■ WRITTEN INSTRUCTION ■
Show all lines that include the string "data"; copy each one.

■ RECORDS FOR PROCESSING ■
○ ○ ○ ○

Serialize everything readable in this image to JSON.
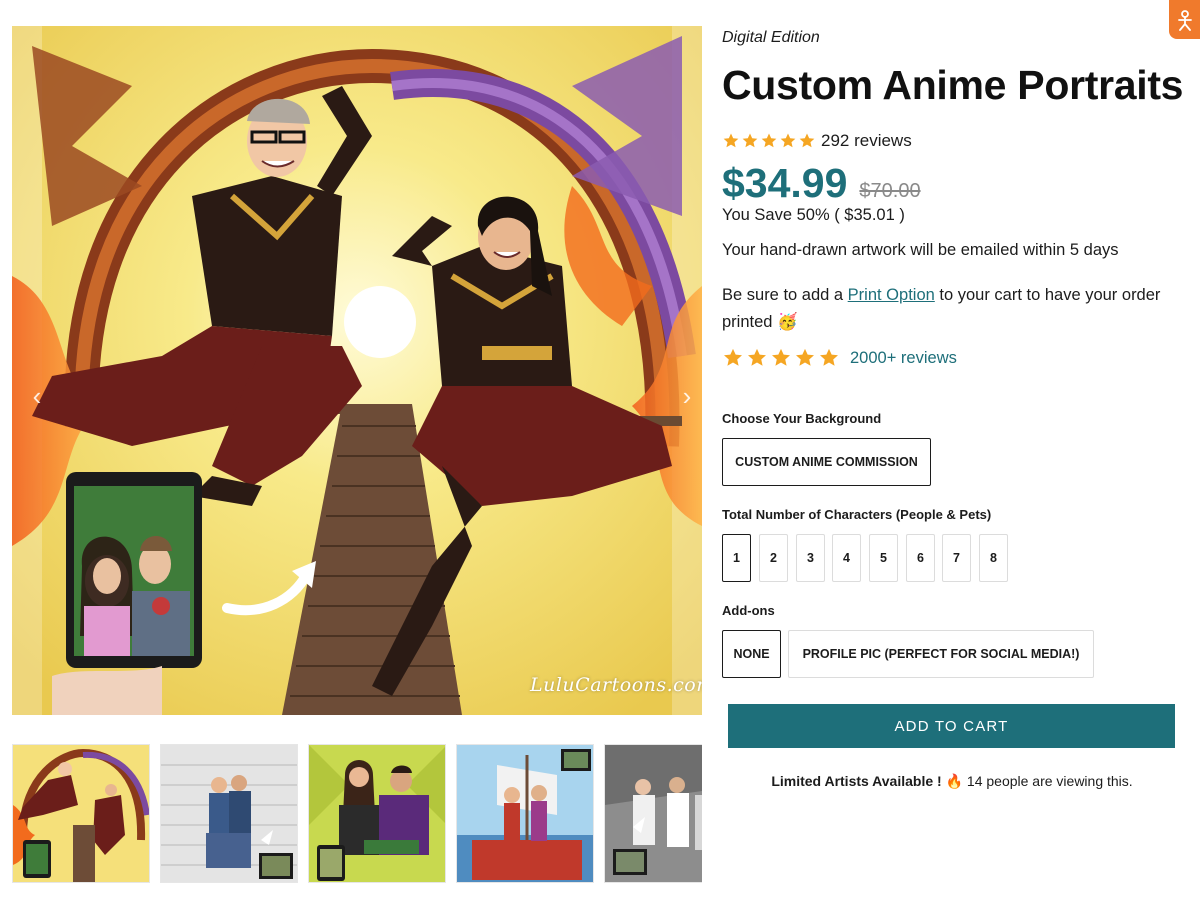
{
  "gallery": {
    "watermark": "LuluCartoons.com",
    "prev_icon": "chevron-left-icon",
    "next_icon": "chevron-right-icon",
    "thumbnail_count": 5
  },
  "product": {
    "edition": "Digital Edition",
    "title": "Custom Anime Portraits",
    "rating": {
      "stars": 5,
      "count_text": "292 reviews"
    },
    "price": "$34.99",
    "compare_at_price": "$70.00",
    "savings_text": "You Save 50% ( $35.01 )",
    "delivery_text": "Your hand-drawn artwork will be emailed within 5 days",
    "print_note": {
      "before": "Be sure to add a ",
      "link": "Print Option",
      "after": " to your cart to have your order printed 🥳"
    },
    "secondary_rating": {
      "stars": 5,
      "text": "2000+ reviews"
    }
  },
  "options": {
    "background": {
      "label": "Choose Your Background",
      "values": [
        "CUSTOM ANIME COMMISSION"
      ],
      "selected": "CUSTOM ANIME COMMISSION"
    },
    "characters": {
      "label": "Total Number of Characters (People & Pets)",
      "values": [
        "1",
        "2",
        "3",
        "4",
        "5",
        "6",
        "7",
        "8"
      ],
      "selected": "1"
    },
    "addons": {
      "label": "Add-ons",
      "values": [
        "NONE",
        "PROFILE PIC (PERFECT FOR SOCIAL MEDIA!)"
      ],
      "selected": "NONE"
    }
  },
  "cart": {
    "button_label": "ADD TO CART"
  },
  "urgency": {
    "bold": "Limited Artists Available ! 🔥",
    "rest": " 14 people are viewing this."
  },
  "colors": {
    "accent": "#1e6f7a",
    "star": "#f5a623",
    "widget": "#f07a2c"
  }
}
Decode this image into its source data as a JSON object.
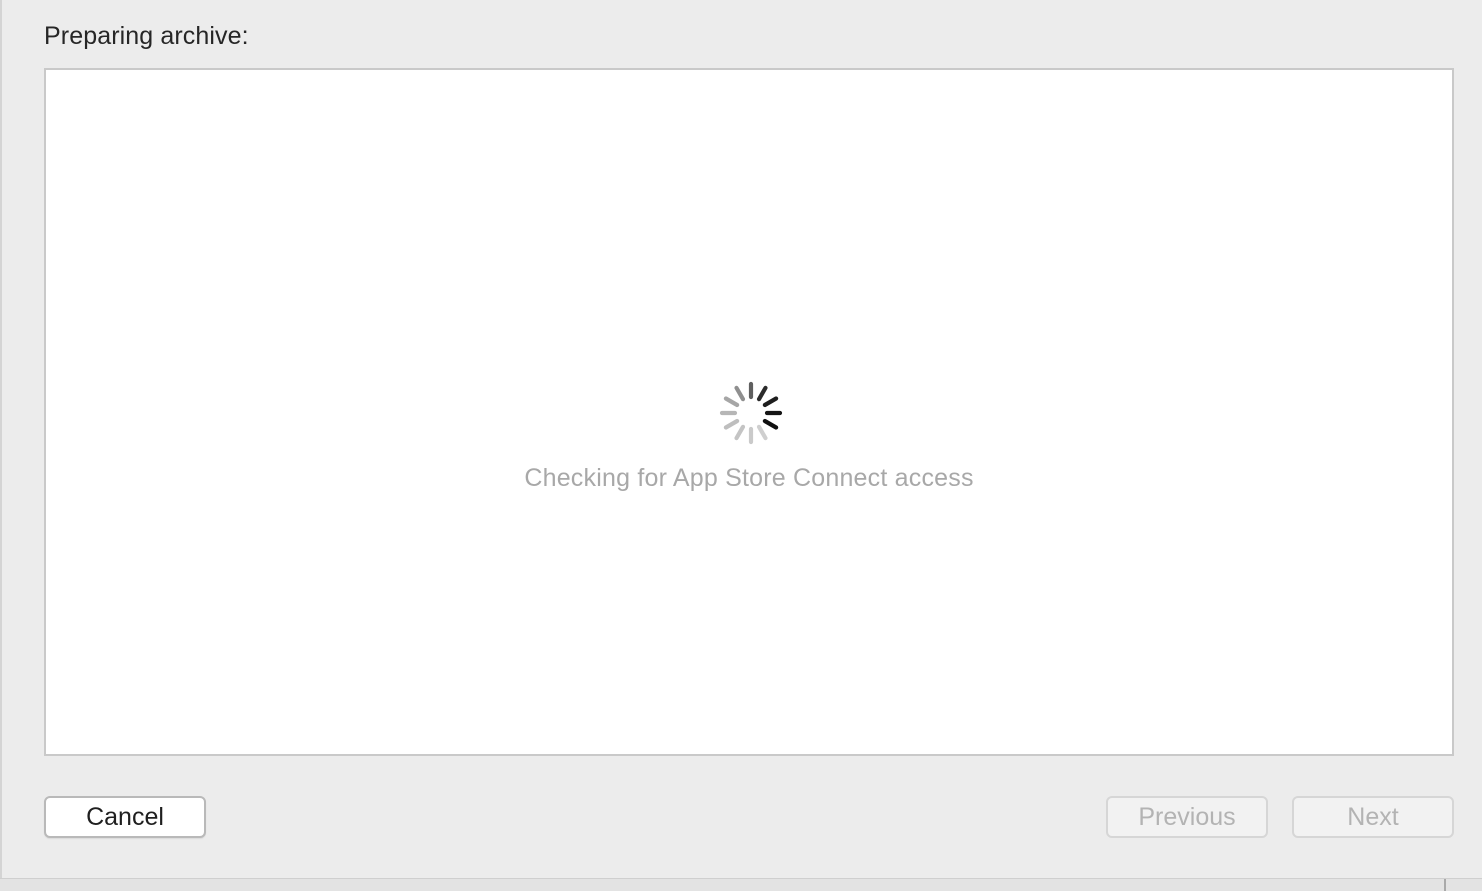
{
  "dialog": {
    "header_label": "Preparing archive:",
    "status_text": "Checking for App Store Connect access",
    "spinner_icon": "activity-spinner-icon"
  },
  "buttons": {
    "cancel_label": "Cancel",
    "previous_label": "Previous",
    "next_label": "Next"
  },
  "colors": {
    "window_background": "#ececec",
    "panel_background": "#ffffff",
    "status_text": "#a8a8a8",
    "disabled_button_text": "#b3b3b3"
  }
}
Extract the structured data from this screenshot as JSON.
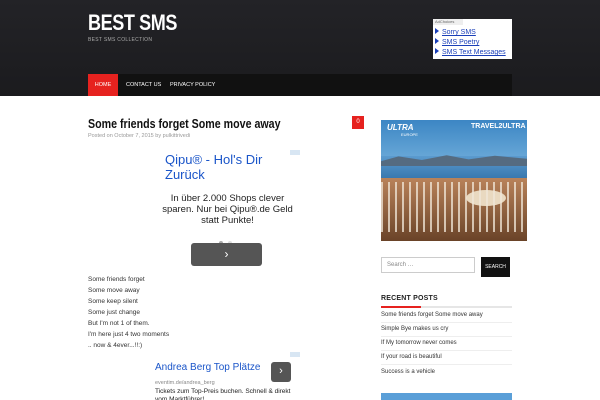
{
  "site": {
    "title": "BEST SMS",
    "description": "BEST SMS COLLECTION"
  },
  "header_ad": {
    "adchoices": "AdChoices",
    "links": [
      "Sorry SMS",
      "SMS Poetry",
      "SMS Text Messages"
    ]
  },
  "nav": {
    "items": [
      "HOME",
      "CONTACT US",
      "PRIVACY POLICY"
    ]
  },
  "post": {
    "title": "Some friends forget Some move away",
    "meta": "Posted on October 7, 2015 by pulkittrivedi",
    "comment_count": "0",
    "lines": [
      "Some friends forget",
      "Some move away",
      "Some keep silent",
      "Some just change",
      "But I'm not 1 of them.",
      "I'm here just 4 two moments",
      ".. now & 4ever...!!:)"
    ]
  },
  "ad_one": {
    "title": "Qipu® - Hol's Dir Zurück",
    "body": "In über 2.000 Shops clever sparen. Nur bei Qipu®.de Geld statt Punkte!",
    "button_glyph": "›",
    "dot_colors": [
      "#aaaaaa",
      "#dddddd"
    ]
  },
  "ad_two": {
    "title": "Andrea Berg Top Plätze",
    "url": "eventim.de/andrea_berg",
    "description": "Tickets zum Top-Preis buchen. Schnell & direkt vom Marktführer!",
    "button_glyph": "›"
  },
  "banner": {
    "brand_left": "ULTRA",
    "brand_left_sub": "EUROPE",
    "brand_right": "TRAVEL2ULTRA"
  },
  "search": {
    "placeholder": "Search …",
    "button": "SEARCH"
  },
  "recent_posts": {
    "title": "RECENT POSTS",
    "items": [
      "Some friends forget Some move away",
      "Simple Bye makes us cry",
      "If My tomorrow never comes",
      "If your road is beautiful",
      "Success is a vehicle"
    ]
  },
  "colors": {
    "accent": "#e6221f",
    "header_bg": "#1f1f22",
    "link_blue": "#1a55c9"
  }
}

○ ○ ○ ○

■ RESPONSE ■
Decode this image into its source data as a JSON object.
Extract the structured data from this screenshot as JSON.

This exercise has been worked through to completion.